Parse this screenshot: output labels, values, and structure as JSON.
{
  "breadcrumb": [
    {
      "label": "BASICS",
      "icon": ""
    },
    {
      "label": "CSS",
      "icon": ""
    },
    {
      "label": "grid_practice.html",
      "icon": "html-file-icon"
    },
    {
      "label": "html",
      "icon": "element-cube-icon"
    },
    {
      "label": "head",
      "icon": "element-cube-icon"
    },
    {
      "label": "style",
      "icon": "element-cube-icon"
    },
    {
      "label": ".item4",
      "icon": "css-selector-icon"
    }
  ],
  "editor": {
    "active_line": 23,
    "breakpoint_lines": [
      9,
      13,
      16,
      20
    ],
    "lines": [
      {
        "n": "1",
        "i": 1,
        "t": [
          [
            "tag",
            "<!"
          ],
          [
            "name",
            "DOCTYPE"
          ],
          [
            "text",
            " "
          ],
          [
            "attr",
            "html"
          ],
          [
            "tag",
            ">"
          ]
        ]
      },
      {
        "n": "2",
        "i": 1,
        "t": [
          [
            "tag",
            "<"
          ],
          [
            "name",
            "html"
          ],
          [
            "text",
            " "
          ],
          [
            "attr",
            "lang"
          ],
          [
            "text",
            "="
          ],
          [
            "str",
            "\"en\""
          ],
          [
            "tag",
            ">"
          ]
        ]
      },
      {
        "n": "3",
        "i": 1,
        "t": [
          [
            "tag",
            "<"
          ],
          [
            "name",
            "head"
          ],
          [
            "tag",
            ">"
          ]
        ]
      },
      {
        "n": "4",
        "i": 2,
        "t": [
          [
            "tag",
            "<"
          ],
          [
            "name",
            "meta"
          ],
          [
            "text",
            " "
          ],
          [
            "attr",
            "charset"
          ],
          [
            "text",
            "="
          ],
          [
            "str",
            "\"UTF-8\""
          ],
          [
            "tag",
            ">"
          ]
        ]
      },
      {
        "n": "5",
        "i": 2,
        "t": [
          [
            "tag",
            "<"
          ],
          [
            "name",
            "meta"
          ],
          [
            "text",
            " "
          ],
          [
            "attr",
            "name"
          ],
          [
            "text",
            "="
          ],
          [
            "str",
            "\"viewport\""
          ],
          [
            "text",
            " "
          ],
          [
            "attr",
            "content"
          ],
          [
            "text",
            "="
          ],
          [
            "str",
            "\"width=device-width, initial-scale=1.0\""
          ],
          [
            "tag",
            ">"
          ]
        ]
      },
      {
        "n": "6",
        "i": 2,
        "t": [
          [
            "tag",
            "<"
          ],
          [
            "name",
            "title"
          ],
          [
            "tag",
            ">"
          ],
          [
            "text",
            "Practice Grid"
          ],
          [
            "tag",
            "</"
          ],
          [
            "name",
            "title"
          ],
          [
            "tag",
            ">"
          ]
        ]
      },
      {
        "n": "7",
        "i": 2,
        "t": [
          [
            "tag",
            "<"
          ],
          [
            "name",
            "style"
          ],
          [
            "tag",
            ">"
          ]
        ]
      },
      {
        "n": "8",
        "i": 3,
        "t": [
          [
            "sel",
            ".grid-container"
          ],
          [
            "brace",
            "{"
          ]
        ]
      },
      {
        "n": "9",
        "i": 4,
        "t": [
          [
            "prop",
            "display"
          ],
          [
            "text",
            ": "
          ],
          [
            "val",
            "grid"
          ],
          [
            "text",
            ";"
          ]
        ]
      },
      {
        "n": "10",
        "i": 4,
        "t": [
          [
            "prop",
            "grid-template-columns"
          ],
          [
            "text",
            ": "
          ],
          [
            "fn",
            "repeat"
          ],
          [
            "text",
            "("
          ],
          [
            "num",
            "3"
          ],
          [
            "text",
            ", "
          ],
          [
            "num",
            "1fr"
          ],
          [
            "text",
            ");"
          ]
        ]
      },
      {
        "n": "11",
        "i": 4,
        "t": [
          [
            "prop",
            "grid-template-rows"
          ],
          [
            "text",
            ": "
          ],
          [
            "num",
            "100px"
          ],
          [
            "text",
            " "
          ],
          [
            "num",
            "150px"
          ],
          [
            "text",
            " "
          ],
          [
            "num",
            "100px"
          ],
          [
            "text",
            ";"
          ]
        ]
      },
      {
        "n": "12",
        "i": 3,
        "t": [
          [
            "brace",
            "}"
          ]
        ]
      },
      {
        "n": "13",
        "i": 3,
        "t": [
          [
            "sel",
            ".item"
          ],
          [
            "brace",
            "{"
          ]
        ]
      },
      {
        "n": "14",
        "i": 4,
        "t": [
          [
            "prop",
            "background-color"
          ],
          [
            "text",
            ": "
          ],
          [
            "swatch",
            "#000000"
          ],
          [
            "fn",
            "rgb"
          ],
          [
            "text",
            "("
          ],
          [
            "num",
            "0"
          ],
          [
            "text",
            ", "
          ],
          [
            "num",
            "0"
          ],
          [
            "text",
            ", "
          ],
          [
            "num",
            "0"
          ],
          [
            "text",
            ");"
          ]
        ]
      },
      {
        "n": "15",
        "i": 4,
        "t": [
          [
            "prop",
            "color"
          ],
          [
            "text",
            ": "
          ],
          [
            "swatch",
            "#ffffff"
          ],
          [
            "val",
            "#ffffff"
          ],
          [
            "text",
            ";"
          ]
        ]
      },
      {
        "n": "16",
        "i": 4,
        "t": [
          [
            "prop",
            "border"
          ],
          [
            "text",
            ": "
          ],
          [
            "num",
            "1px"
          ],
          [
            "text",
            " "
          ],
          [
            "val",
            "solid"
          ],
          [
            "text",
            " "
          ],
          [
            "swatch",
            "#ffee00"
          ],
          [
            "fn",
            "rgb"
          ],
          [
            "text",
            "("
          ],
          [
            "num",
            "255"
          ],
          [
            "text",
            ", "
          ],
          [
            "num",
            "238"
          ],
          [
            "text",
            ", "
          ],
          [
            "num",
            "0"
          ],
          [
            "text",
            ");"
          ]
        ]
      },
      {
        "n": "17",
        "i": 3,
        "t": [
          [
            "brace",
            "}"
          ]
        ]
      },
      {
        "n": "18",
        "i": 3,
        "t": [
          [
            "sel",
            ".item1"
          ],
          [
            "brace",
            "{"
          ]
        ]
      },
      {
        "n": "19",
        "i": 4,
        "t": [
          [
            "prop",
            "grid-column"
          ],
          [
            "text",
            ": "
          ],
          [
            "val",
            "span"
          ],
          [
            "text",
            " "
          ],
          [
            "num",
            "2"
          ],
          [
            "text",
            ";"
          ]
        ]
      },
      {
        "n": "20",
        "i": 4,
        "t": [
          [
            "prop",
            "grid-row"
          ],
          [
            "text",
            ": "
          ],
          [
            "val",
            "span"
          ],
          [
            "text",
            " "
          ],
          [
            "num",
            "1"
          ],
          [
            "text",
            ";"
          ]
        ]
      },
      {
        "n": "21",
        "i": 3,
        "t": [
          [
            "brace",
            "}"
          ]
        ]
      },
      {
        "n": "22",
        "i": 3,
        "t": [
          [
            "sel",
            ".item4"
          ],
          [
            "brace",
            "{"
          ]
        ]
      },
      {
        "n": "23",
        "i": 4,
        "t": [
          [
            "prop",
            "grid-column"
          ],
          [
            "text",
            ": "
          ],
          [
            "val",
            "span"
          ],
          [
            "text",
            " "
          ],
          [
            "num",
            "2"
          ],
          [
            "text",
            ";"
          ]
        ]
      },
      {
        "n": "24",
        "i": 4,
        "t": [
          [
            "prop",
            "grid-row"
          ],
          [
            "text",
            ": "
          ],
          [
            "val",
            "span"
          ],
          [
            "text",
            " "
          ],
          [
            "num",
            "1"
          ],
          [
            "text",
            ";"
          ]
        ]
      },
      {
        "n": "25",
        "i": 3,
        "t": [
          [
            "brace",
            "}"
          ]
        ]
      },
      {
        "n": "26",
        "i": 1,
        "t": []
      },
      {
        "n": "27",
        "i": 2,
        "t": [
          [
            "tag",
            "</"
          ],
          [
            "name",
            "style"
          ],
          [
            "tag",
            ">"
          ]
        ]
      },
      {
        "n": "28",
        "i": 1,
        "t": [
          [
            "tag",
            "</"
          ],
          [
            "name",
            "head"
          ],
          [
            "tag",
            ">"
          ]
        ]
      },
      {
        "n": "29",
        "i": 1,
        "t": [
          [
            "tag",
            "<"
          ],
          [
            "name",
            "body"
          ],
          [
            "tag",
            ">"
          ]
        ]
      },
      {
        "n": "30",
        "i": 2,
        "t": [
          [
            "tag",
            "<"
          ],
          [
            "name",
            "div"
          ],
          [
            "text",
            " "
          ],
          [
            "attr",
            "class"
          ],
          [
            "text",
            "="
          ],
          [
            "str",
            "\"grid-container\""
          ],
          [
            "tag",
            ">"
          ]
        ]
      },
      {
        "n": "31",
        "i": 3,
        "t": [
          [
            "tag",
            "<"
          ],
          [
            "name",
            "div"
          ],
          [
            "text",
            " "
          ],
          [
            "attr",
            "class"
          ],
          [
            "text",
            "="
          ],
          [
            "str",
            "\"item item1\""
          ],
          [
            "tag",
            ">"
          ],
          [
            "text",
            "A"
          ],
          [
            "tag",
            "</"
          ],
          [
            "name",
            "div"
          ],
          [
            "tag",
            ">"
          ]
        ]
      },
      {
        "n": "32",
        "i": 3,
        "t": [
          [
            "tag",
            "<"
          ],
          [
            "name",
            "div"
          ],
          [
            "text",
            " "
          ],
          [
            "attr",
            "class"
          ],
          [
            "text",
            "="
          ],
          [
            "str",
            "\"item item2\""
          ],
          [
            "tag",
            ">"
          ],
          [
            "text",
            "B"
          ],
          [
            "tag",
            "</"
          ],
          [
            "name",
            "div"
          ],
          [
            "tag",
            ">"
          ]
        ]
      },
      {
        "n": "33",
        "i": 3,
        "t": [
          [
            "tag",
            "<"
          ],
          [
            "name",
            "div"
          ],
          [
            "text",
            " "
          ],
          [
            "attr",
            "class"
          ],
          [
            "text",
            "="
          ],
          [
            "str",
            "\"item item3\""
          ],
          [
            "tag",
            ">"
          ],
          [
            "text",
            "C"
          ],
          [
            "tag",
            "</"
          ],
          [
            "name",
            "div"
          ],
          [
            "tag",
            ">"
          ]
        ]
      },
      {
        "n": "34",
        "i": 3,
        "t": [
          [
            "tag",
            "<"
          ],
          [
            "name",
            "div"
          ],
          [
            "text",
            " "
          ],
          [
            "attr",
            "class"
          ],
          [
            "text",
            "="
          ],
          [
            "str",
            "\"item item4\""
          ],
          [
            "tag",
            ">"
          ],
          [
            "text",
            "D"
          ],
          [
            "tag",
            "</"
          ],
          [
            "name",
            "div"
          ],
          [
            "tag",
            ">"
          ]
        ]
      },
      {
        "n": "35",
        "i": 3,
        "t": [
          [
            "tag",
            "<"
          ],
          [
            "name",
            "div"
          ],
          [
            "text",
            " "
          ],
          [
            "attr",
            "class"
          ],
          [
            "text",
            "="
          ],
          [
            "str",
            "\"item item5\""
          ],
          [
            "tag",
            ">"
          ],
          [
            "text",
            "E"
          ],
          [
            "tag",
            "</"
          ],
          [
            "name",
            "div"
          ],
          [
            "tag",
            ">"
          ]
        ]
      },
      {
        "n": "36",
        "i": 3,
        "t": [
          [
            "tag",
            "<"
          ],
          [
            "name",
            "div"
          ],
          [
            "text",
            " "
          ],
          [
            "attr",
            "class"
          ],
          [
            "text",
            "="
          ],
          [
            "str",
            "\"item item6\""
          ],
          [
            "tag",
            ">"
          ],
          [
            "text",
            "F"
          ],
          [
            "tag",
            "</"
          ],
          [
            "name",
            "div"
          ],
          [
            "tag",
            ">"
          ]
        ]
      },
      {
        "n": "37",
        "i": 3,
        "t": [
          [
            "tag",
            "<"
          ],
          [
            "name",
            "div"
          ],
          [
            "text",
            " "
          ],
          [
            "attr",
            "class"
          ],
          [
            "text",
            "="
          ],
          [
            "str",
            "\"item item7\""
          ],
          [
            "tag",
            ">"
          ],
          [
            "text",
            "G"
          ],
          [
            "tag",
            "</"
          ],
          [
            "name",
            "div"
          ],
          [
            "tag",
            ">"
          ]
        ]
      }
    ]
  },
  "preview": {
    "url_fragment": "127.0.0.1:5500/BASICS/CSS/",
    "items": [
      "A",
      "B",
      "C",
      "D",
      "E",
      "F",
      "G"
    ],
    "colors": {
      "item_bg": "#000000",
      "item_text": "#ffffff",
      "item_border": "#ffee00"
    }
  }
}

THE TASK: Copy every line in the entries above that has the string "html" in it.

OUTPUT BELOW:
      "label": "grid_practice.html",
      "icon": "html-file-icon"
      "label": "html",
            "html"
            "html"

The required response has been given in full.